GOAL: Transcribe every line exactly and omit anything that is a picture.

DATASET EXTRACT:
──────

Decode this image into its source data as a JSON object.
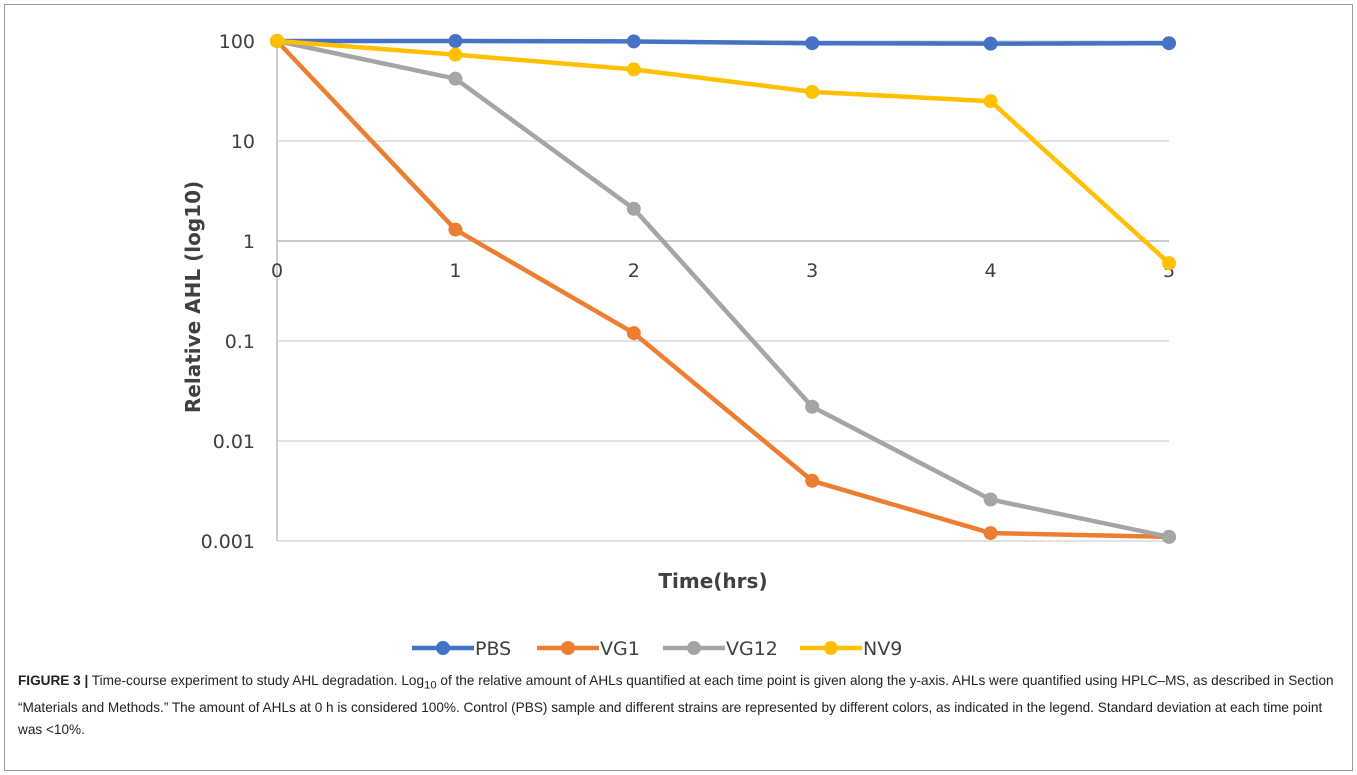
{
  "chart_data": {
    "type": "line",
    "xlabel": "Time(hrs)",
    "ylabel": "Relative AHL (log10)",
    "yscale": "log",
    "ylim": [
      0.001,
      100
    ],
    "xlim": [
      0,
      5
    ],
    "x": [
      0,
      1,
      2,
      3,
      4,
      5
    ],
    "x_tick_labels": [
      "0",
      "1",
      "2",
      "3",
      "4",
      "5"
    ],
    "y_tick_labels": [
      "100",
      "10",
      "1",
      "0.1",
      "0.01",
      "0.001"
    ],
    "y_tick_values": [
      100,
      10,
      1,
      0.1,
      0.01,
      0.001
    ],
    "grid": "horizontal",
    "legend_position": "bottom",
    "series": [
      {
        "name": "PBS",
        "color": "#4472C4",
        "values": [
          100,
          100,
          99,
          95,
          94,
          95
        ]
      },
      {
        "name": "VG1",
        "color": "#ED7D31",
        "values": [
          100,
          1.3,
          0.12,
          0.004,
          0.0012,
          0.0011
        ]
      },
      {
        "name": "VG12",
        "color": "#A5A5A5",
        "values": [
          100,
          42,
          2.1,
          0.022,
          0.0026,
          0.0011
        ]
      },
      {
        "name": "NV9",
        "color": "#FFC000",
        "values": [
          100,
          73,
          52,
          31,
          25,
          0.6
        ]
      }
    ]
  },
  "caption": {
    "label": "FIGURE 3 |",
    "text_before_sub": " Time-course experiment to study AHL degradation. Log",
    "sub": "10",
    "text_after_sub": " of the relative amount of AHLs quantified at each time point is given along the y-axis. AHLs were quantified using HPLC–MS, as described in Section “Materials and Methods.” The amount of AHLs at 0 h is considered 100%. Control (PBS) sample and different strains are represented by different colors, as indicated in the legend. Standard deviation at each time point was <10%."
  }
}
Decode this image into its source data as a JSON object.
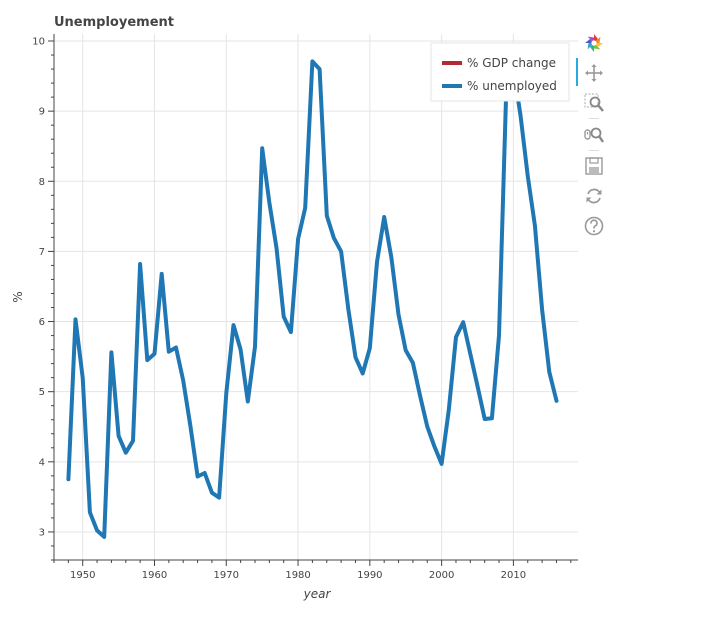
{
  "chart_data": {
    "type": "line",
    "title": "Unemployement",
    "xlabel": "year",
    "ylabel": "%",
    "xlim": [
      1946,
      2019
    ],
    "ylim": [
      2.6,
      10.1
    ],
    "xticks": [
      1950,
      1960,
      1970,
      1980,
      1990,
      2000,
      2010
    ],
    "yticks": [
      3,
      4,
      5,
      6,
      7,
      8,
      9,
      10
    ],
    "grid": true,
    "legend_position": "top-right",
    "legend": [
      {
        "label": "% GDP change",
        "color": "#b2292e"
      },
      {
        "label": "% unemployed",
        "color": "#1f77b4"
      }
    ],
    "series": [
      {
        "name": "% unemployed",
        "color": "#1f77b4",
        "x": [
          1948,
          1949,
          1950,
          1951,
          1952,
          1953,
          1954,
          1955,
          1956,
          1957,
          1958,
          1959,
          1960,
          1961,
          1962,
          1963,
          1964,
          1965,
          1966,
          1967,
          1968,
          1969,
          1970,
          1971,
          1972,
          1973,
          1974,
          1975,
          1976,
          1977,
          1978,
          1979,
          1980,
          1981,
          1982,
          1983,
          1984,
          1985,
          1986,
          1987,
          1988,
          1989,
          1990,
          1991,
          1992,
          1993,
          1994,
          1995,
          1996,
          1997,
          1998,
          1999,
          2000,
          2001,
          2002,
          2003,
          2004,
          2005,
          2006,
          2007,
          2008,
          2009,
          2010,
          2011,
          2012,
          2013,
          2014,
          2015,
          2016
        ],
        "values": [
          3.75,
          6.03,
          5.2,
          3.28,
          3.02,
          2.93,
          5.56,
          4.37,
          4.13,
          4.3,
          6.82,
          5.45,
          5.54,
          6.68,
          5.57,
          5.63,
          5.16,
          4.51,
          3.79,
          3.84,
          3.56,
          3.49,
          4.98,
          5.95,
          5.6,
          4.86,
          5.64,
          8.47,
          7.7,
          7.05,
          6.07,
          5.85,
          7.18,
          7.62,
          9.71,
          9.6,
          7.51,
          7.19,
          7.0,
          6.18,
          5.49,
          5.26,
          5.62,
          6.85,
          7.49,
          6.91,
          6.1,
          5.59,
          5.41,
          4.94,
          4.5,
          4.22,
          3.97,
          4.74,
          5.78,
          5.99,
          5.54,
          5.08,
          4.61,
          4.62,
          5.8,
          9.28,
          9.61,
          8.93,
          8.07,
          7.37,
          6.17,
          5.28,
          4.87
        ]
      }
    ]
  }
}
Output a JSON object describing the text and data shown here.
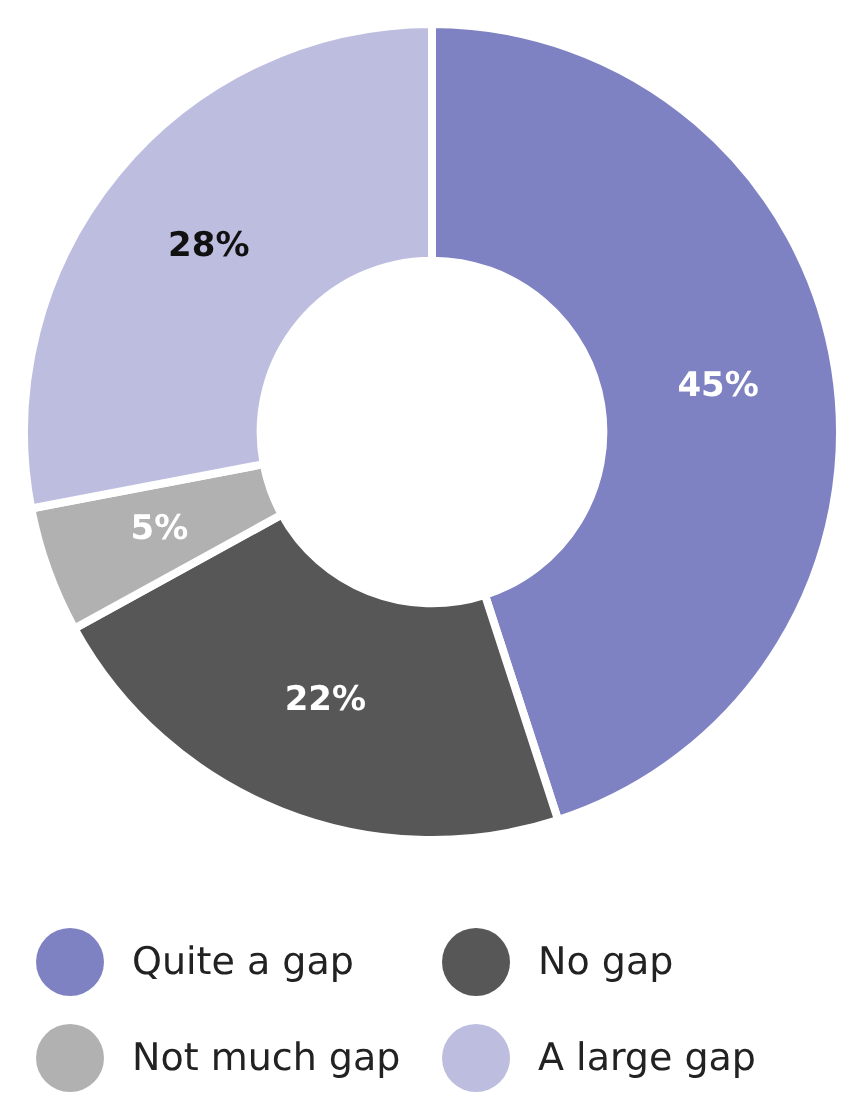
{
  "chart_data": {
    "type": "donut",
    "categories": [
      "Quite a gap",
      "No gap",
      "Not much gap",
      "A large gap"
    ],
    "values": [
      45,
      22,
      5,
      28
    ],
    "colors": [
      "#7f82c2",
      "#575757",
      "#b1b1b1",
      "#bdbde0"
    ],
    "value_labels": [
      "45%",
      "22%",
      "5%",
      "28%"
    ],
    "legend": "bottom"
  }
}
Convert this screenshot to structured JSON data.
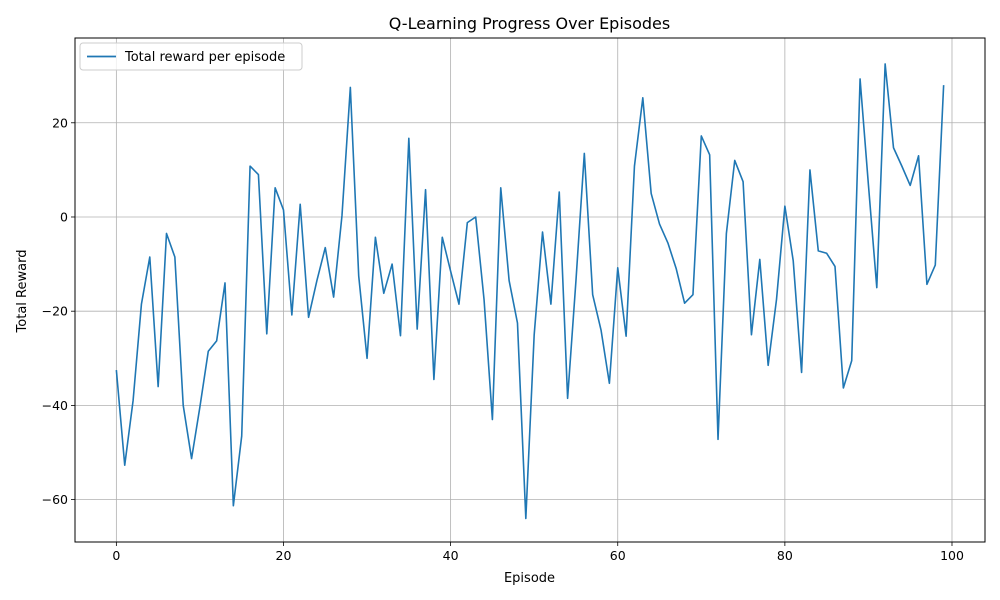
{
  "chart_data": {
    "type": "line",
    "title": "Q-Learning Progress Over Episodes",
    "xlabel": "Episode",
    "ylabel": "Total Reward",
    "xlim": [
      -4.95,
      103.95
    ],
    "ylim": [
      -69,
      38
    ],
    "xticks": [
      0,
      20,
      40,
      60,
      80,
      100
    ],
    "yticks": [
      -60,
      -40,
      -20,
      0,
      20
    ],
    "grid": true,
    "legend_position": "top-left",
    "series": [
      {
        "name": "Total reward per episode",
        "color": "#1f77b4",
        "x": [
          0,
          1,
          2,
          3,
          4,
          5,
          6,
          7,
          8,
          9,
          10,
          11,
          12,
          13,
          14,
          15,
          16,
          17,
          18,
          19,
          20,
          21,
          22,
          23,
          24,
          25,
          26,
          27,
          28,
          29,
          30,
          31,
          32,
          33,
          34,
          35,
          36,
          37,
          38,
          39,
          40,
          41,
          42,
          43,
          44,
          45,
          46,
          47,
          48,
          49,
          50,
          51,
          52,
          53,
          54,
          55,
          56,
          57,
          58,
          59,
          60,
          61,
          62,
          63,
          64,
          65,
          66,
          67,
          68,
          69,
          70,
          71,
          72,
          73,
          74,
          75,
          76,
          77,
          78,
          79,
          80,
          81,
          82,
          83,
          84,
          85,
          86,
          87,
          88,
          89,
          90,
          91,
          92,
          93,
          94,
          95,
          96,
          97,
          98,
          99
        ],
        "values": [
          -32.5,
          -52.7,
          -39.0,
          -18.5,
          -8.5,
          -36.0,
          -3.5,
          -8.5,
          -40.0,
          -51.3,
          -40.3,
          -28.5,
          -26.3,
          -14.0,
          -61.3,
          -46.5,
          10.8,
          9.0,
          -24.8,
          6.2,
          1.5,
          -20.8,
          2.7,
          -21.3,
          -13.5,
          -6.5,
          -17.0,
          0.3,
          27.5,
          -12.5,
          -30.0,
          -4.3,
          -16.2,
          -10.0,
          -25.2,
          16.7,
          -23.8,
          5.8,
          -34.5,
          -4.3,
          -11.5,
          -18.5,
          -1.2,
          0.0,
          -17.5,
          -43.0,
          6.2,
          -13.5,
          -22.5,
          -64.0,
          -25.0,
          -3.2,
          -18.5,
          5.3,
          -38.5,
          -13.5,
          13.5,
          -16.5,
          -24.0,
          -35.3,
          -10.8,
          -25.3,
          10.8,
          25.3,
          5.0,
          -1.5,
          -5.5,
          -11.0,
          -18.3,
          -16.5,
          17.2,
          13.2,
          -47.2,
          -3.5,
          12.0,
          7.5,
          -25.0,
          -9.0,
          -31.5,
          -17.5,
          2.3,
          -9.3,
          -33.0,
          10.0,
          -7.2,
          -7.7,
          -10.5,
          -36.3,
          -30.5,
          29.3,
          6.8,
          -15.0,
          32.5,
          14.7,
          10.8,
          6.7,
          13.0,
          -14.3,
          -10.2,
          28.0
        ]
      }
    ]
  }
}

──────

RESULT OF THIS EXERCISE:
Decode this image into its source data as a JSON object.
{
  "chart_data": {
    "type": "line",
    "xlabel": "Time(hrs)",
    "ylabel": "Relative AHL (log10)",
    "yscale": "log",
    "ylim": [
      0.001,
      100
    ],
    "xlim": [
      0,
      5
    ],
    "x": [
      0,
      1,
      2,
      3,
      4,
      5
    ],
    "x_tick_labels": [
      "0",
      "1",
      "2",
      "3",
      "4",
      "5"
    ],
    "y_tick_labels": [
      "100",
      "10",
      "1",
      "0.1",
      "0.01",
      "0.001"
    ],
    "y_tick_values": [
      100,
      10,
      1,
      0.1,
      0.01,
      0.001
    ],
    "grid": "horizontal",
    "legend_position": "bottom",
    "series": [
      {
        "name": "PBS",
        "color": "#4472C4",
        "values": [
          100,
          100,
          99,
          95,
          94,
          95
        ]
      },
      {
        "name": "VG1",
        "color": "#ED7D31",
        "values": [
          100,
          1.3,
          0.12,
          0.004,
          0.0012,
          0.0011
        ]
      },
      {
        "name": "VG12",
        "color": "#A5A5A5",
        "values": [
          100,
          42,
          2.1,
          0.022,
          0.0026,
          0.0011
        ]
      },
      {
        "name": "NV9",
        "color": "#FFC000",
        "values": [
          100,
          73,
          52,
          31,
          25,
          0.6
        ]
      }
    ]
  },
  "caption": {
    "label": "FIGURE 3 |",
    "text_before_sub": " Time-course experiment to study AHL degradation. Log",
    "sub": "10",
    "text_after_sub": " of the relative amount of AHLs quantified at each time point is given along the y-axis. AHLs were quantified using HPLC–MS, as described in Section “Materials and Methods.” The amount of AHLs at 0 h is considered 100%. Control (PBS) sample and different strains are represented by different colors, as indicated in the legend. Standard deviation at each time point was <10%."
  }
}
Decode this image into its source data as a JSON object.
{
  "chart_data": {
    "type": "line",
    "title": "Unemployement",
    "xlabel": "year",
    "ylabel": "%",
    "xlim": [
      1946,
      2019
    ],
    "ylim": [
      2.6,
      10.1
    ],
    "xticks": [
      1950,
      1960,
      1970,
      1980,
      1990,
      2000,
      2010
    ],
    "yticks": [
      3,
      4,
      5,
      6,
      7,
      8,
      9,
      10
    ],
    "grid": true,
    "legend_position": "top-right",
    "legend": [
      {
        "label": "% GDP change",
        "color": "#b2292e"
      },
      {
        "label": "% unemployed",
        "color": "#1f77b4"
      }
    ],
    "series": [
      {
        "name": "% unemployed",
        "color": "#1f77b4",
        "x": [
          1948,
          1949,
          1950,
          1951,
          1952,
          1953,
          1954,
          1955,
          1956,
          1957,
          1958,
          1959,
          1960,
          1961,
          1962,
          1963,
          1964,
          1965,
          1966,
          1967,
          1968,
          1969,
          1970,
          1971,
          1972,
          1973,
          1974,
          1975,
          1976,
          1977,
          1978,
          1979,
          1980,
          1981,
          1982,
          1983,
          1984,
          1985,
          1986,
          1987,
          1988,
          1989,
          1990,
          1991,
          1992,
          1993,
          1994,
          1995,
          1996,
          1997,
          1998,
          1999,
          2000,
          2001,
          2002,
          2003,
          2004,
          2005,
          2006,
          2007,
          2008,
          2009,
          2010,
          2011,
          2012,
          2013,
          2014,
          2015,
          2016
        ],
        "values": [
          3.75,
          6.03,
          5.2,
          3.28,
          3.02,
          2.93,
          5.56,
          4.37,
          4.13,
          4.3,
          6.82,
          5.45,
          5.54,
          6.68,
          5.57,
          5.63,
          5.16,
          4.51,
          3.79,
          3.84,
          3.56,
          3.49,
          4.98,
          5.95,
          5.6,
          4.86,
          5.64,
          8.47,
          7.7,
          7.05,
          6.07,
          5.85,
          7.18,
          7.62,
          9.71,
          9.6,
          7.51,
          7.19,
          7.0,
          6.18,
          5.49,
          5.26,
          5.62,
          6.85,
          7.49,
          6.91,
          6.1,
          5.59,
          5.41,
          4.94,
          4.5,
          4.22,
          3.97,
          4.74,
          5.78,
          5.99,
          5.54,
          5.08,
          4.61,
          4.62,
          5.8,
          9.28,
          9.61,
          8.93,
          8.07,
          7.37,
          6.17,
          5.28,
          4.87
        ]
      }
    ]
  }
}
Output a JSON object describing the text and data shown here.
{
  "chart_data": {
    "type": "donut",
    "categories": [
      "Quite a gap",
      "No gap",
      "Not much gap",
      "A large gap"
    ],
    "values": [
      45,
      22,
      5,
      28
    ],
    "colors": [
      "#7f82c2",
      "#575757",
      "#b1b1b1",
      "#bdbde0"
    ],
    "value_labels": [
      "45%",
      "22%",
      "5%",
      "28%"
    ],
    "legend": "bottom"
  }
}
Convert this screenshot to structured JSON data.
{
  "chart_data": {
    "type": "line",
    "title": "Q-Learning Progress Over Episodes",
    "xlabel": "Episode",
    "ylabel": "Total Reward",
    "xlim": [
      -4.95,
      103.95
    ],
    "ylim": [
      -69,
      38
    ],
    "xticks": [
      0,
      20,
      40,
      60,
      80,
      100
    ],
    "yticks": [
      -60,
      -40,
      -20,
      0,
      20
    ],
    "grid": true,
    "legend_position": "top-left",
    "series": [
      {
        "name": "Total reward per episode",
        "color": "#1f77b4",
        "x": [
          0,
          1,
          2,
          3,
          4,
          5,
          6,
          7,
          8,
          9,
          10,
          11,
          12,
          13,
          14,
          15,
          16,
          17,
          18,
          19,
          20,
          21,
          22,
          23,
          24,
          25,
          26,
          27,
          28,
          29,
          30,
          31,
          32,
          33,
          34,
          35,
          36,
          37,
          38,
          39,
          40,
          41,
          42,
          43,
          44,
          45,
          46,
          47,
          48,
          49,
          50,
          51,
          52,
          53,
          54,
          55,
          56,
          57,
          58,
          59,
          60,
          61,
          62,
          63,
          64,
          65,
          66,
          67,
          68,
          69,
          70,
          71,
          72,
          73,
          74,
          75,
          76,
          77,
          78,
          79,
          80,
          81,
          82,
          83,
          84,
          85,
          86,
          87,
          88,
          89,
          90,
          91,
          92,
          93,
          94,
          95,
          96,
          97,
          98,
          99
        ],
        "values": [
          -32.5,
          -52.7,
          -39.0,
          -18.5,
          -8.5,
          -36.0,
          -3.5,
          -8.5,
          -40.0,
          -51.3,
          -40.3,
          -28.5,
          -26.3,
          -14.0,
          -61.3,
          -46.5,
          10.8,
          9.0,
          -24.8,
          6.2,
          1.5,
          -20.8,
          2.7,
          -21.3,
          -13.5,
          -6.5,
          -17.0,
          0.3,
          27.5,
          -12.5,
          -30.0,
          -4.3,
          -16.2,
          -10.0,
          -25.2,
          16.7,
          -23.8,
          5.8,
          -34.5,
          -4.3,
          -11.5,
          -18.5,
          -1.2,
          0.0,
          -17.5,
          -43.0,
          6.2,
          -13.5,
          -22.5,
          -64.0,
          -25.0,
          -3.2,
          -18.5,
          5.3,
          -38.5,
          -13.5,
          13.5,
          -16.5,
          -24.0,
          -35.3,
          -10.8,
          -25.3,
          10.8,
          25.3,
          5.0,
          -1.5,
          -5.5,
          -11.0,
          -18.3,
          -16.5,
          17.2,
          13.2,
          -47.2,
          -3.5,
          12.0,
          7.5,
          -25.0,
          -9.0,
          -31.5,
          -17.5,
          2.3,
          -9.3,
          -33.0,
          10.0,
          -7.2,
          -7.7,
          -10.5,
          -36.3,
          -30.5,
          29.3,
          6.8,
          -15.0,
          32.5,
          14.7,
          10.8,
          6.7,
          13.0,
          -14.3,
          -10.2,
          28.0
        ]
      }
    ]
  }
}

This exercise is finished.